● **WORK TO DO**
Return every line below in which "Összes" appears.

● **GIVEN RECORDS**
****

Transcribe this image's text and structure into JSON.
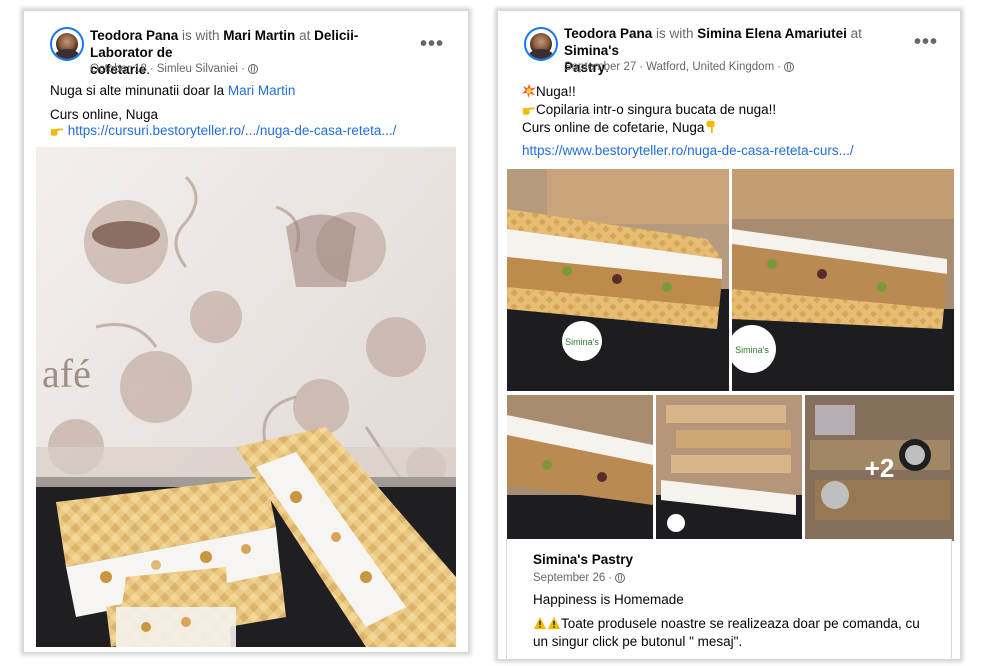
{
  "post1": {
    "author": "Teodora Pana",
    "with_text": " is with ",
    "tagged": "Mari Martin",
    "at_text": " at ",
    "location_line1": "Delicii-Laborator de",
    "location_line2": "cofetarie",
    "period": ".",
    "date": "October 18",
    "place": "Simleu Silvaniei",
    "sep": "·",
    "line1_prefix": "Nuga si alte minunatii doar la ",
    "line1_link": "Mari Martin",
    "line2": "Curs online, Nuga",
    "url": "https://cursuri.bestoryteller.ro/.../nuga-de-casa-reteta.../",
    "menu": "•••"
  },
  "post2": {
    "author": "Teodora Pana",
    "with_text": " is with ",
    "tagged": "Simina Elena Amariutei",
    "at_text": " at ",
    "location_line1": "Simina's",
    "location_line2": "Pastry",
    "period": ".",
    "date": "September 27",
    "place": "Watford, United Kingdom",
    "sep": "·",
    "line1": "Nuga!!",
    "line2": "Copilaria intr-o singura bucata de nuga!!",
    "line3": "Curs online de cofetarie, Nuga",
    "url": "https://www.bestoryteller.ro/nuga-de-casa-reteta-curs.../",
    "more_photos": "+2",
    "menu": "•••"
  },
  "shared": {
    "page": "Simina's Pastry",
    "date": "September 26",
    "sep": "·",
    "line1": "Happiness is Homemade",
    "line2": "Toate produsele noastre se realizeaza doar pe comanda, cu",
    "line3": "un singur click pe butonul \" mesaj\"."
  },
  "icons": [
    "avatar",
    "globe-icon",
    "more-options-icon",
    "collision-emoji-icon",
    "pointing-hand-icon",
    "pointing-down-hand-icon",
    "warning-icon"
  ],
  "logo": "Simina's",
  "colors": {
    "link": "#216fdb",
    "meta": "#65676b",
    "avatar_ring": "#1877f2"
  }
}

****

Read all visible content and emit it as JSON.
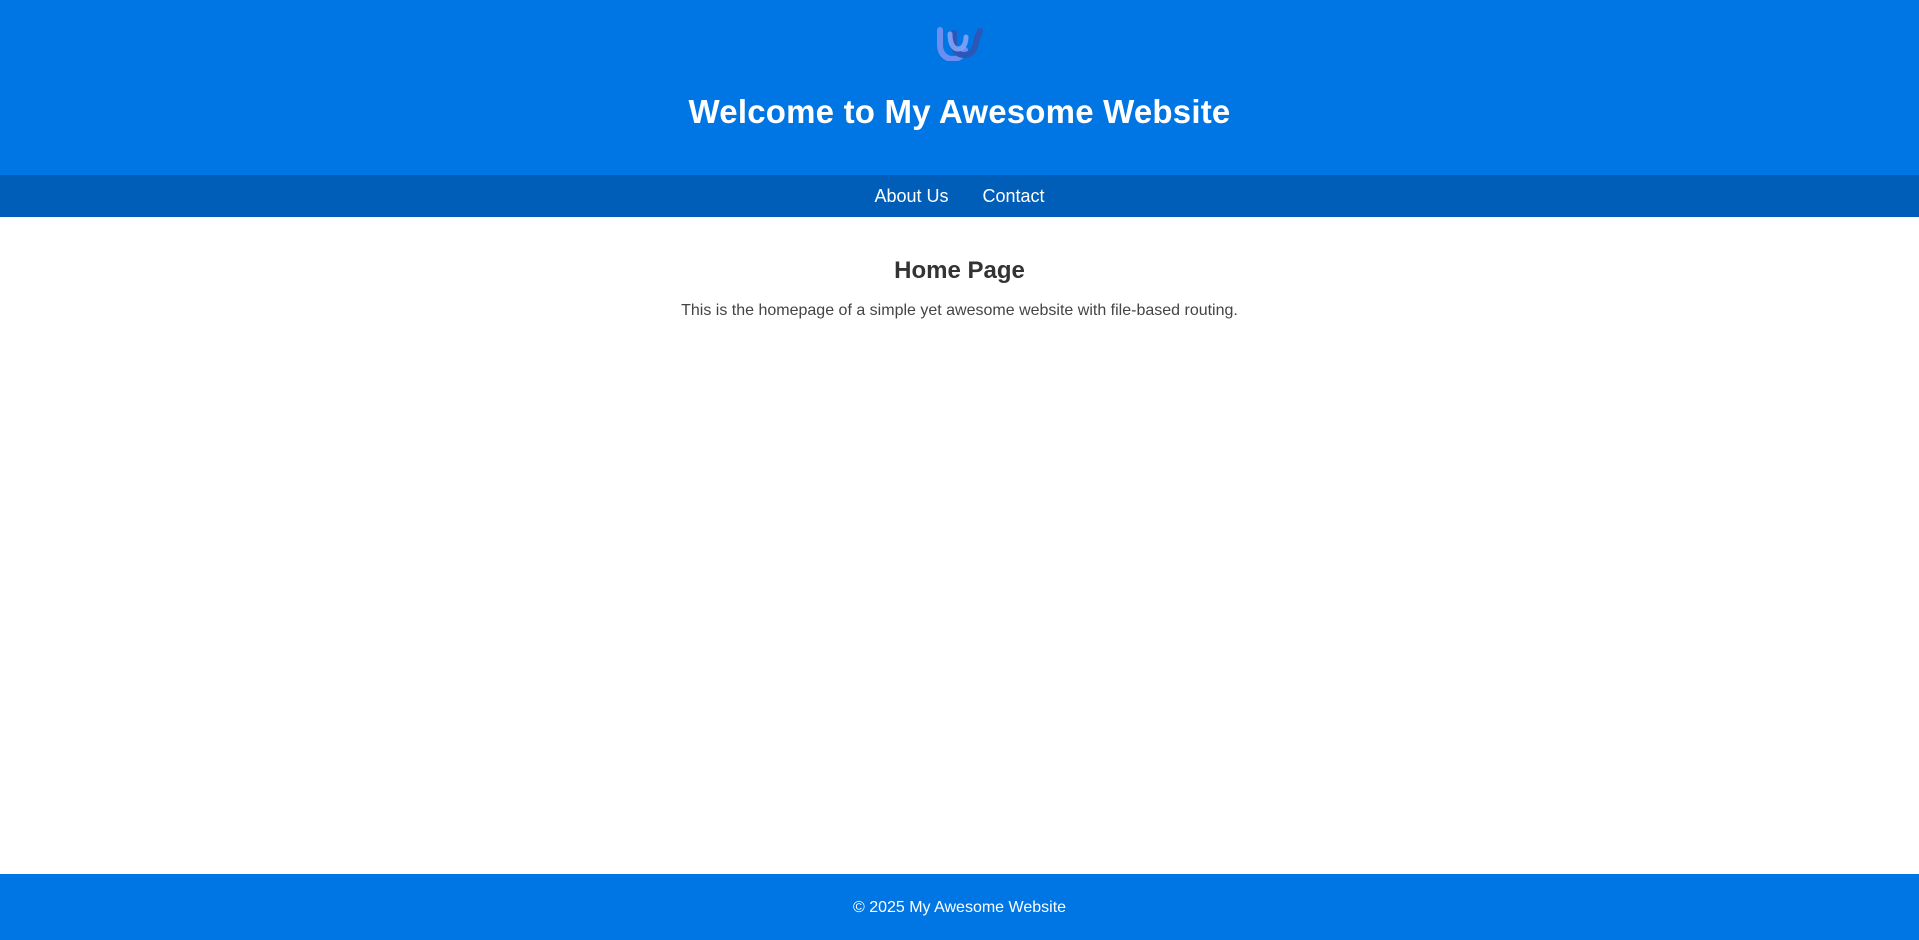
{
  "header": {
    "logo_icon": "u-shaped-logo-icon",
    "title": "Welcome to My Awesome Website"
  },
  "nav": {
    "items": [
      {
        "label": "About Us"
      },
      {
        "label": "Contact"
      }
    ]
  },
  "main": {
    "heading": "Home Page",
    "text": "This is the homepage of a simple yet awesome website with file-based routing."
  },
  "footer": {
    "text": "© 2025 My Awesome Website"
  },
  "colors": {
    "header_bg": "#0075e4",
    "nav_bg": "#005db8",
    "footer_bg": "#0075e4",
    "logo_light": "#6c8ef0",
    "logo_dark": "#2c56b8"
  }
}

****

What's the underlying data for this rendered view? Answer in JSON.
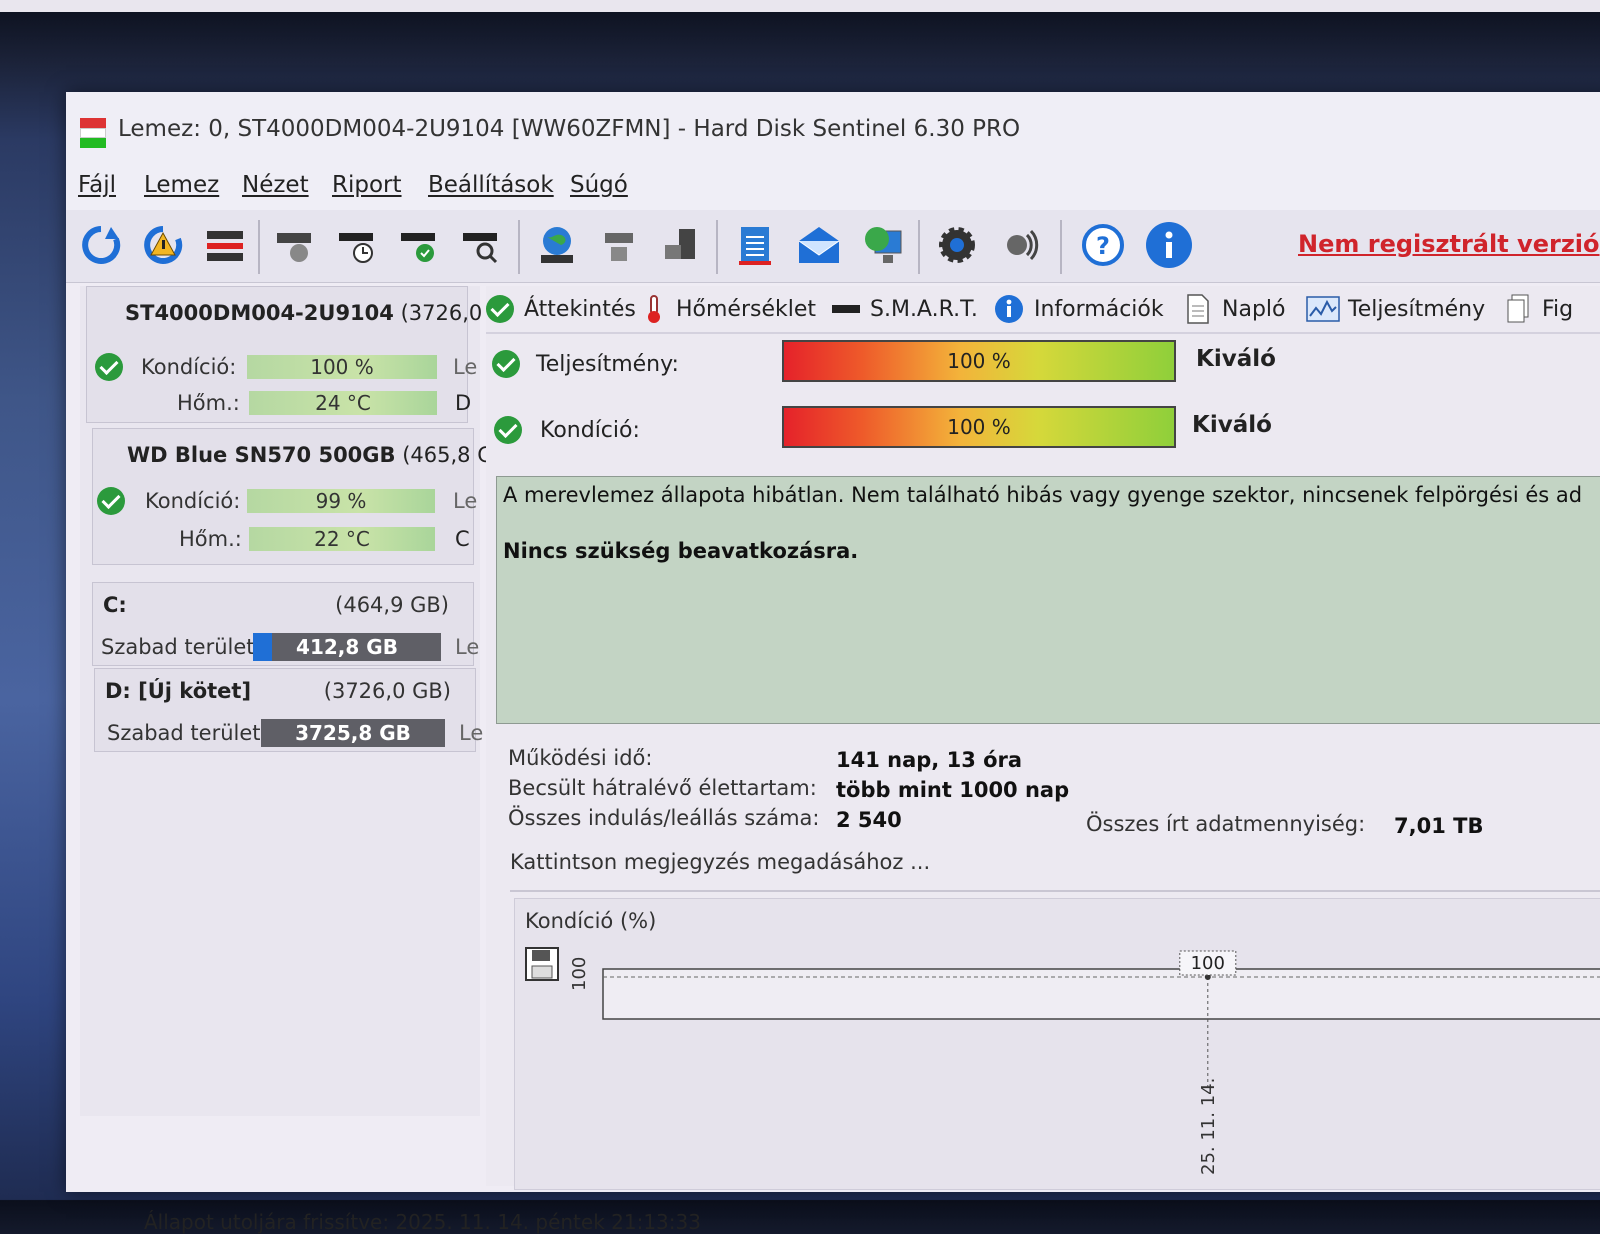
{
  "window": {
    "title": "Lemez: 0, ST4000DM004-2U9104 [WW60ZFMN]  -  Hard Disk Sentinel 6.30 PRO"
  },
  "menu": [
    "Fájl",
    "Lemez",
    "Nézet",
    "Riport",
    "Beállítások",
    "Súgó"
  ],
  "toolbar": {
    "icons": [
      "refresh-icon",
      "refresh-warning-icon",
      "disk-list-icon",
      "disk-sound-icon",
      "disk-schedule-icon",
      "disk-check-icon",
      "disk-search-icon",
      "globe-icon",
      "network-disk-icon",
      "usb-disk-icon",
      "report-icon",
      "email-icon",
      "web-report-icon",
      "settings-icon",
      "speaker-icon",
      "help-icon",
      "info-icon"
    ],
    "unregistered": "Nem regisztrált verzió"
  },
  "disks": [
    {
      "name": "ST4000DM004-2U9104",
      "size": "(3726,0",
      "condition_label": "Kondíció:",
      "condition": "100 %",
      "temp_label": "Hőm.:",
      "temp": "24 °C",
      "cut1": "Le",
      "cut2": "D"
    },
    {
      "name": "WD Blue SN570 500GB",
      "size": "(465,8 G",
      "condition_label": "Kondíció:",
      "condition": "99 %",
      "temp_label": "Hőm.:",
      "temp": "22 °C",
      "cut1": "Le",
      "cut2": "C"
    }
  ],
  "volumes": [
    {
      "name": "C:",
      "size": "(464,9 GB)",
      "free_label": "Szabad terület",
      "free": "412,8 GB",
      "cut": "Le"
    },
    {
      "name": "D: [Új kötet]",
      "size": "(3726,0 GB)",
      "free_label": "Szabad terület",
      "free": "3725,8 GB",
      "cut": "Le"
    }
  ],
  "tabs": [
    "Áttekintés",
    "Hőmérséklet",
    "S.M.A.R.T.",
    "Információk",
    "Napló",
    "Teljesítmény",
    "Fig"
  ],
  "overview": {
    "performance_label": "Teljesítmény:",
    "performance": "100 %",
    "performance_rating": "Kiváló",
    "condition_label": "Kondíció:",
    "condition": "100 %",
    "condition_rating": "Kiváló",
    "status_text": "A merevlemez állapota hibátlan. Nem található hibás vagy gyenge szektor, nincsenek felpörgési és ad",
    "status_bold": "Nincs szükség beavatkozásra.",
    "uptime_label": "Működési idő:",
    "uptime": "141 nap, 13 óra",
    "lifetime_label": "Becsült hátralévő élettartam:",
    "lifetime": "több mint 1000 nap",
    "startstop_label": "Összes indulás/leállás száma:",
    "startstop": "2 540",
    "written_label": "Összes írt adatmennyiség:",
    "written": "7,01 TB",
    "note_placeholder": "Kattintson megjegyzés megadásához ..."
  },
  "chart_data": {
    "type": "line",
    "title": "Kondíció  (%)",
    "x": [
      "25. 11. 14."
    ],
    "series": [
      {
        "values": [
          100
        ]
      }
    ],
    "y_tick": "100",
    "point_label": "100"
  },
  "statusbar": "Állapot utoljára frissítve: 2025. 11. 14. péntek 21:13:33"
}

****

● **EXERCISE RESULT**
    "startstop_label": "Összes indulás/leállás száma:",
    "written_label": "Összes írt adatmennyiség:",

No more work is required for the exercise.